**TASK**
Your task is to transcribe all of the data below exactly, omitting the images.

== INFORMATION SHOWN

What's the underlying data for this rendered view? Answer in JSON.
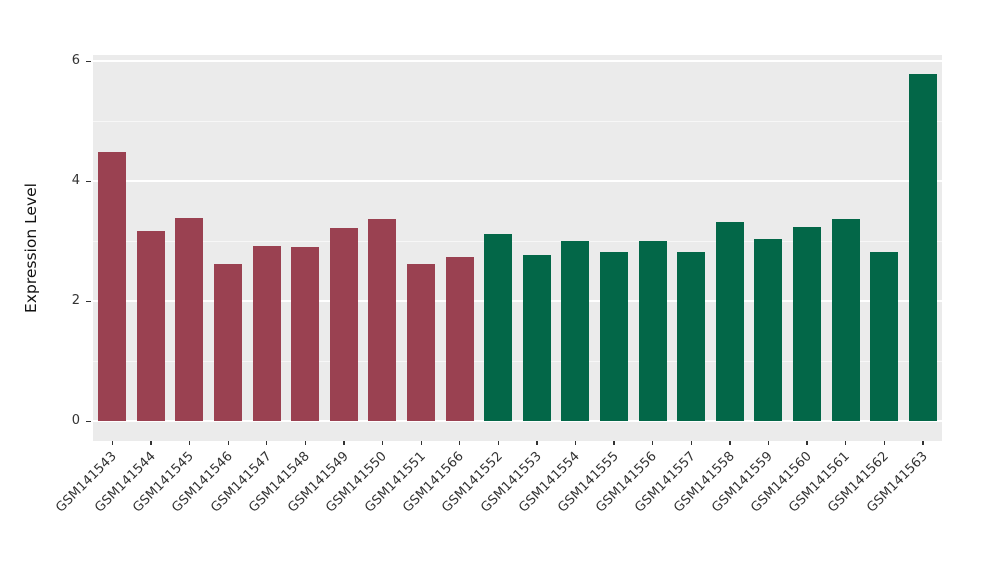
{
  "figure": {
    "background": "#ffffff",
    "panel_background": "#EBEBEB",
    "gridline_color": "#FFFFFF",
    "axis_text_color": "#333333",
    "axis_title_color": "#111111",
    "tick_mark_color": "#333333"
  },
  "chart_data": {
    "type": "bar",
    "title": "",
    "xlabel": "",
    "ylabel": "Expression Level",
    "categories": [
      "GSM141543",
      "GSM141544",
      "GSM141545",
      "GSM141546",
      "GSM141547",
      "GSM141548",
      "GSM141549",
      "GSM141550",
      "GSM141551",
      "GSM141566",
      "GSM141552",
      "GSM141553",
      "GSM141554",
      "GSM141555",
      "GSM141556",
      "GSM141557",
      "GSM141558",
      "GSM141559",
      "GSM141560",
      "GSM141561",
      "GSM141562",
      "GSM141563"
    ],
    "values": [
      4.48,
      3.16,
      3.38,
      2.62,
      2.92,
      2.9,
      3.22,
      3.36,
      2.62,
      2.74,
      3.11,
      2.76,
      3.0,
      2.82,
      3.0,
      2.82,
      3.32,
      3.03,
      3.23,
      3.37,
      2.81,
      5.79
    ],
    "bar_colors": [
      "#9A4151",
      "#9A4151",
      "#9A4151",
      "#9A4151",
      "#9A4151",
      "#9A4151",
      "#9A4151",
      "#9A4151",
      "#9A4151",
      "#9A4151",
      "#036748",
      "#036748",
      "#036748",
      "#036748",
      "#036748",
      "#036748",
      "#036748",
      "#036748",
      "#036748",
      "#036748",
      "#036748",
      "#036748"
    ],
    "group_palette": {
      "red_group": "#9A4151",
      "green_group": "#036748"
    },
    "ylim": [
      0,
      6.1
    ],
    "yticks": [
      0,
      2,
      4,
      6
    ],
    "yticks_minor": [
      1,
      3,
      5
    ],
    "grid": true,
    "legend": "none",
    "x_tick_rotation_deg": 45
  }
}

====

**TASK SOLUTION**
What's the underlying data for this rendered view? Answer in JSON.
{
  "figure": {
    "background": "#ffffff",
    "panel_background": "#EBEBEB",
    "gridline_color": "#FFFFFF",
    "axis_text_color": "#333333",
    "axis_title_color": "#111111",
    "tick_mark_color": "#333333"
  },
  "chart_data": {
    "type": "bar",
    "title": "",
    "xlabel": "",
    "ylabel": "Expression Level",
    "categories": [
      "GSM141543",
      "GSM141544",
      "GSM141545",
      "GSM141546",
      "GSM141547",
      "GSM141548",
      "GSM141549",
      "GSM141550",
      "GSM141551",
      "GSM141566",
      "GSM141552",
      "GSM141553",
      "GSM141554",
      "GSM141555",
      "GSM141556",
      "GSM141557",
      "GSM141558",
      "GSM141559",
      "GSM141560",
      "GSM141561",
      "GSM141562",
      "GSM141563"
    ],
    "values": [
      4.48,
      3.16,
      3.38,
      2.62,
      2.92,
      2.9,
      3.22,
      3.36,
      2.62,
      2.74,
      3.11,
      2.76,
      3.0,
      2.82,
      3.0,
      2.82,
      3.32,
      3.03,
      3.23,
      3.37,
      2.81,
      5.79
    ],
    "bar_colors": [
      "#9A4151",
      "#9A4151",
      "#9A4151",
      "#9A4151",
      "#9A4151",
      "#9A4151",
      "#9A4151",
      "#9A4151",
      "#9A4151",
      "#9A4151",
      "#036748",
      "#036748",
      "#036748",
      "#036748",
      "#036748",
      "#036748",
      "#036748",
      "#036748",
      "#036748",
      "#036748",
      "#036748",
      "#036748"
    ],
    "group_palette": {
      "red_group": "#9A4151",
      "green_group": "#036748"
    },
    "ylim": [
      0,
      6.1
    ],
    "yticks": [
      0,
      2,
      4,
      6
    ],
    "yticks_minor": [
      1,
      3,
      5
    ],
    "grid": true,
    "legend": "none",
    "x_tick_rotation_deg": 45
  }
}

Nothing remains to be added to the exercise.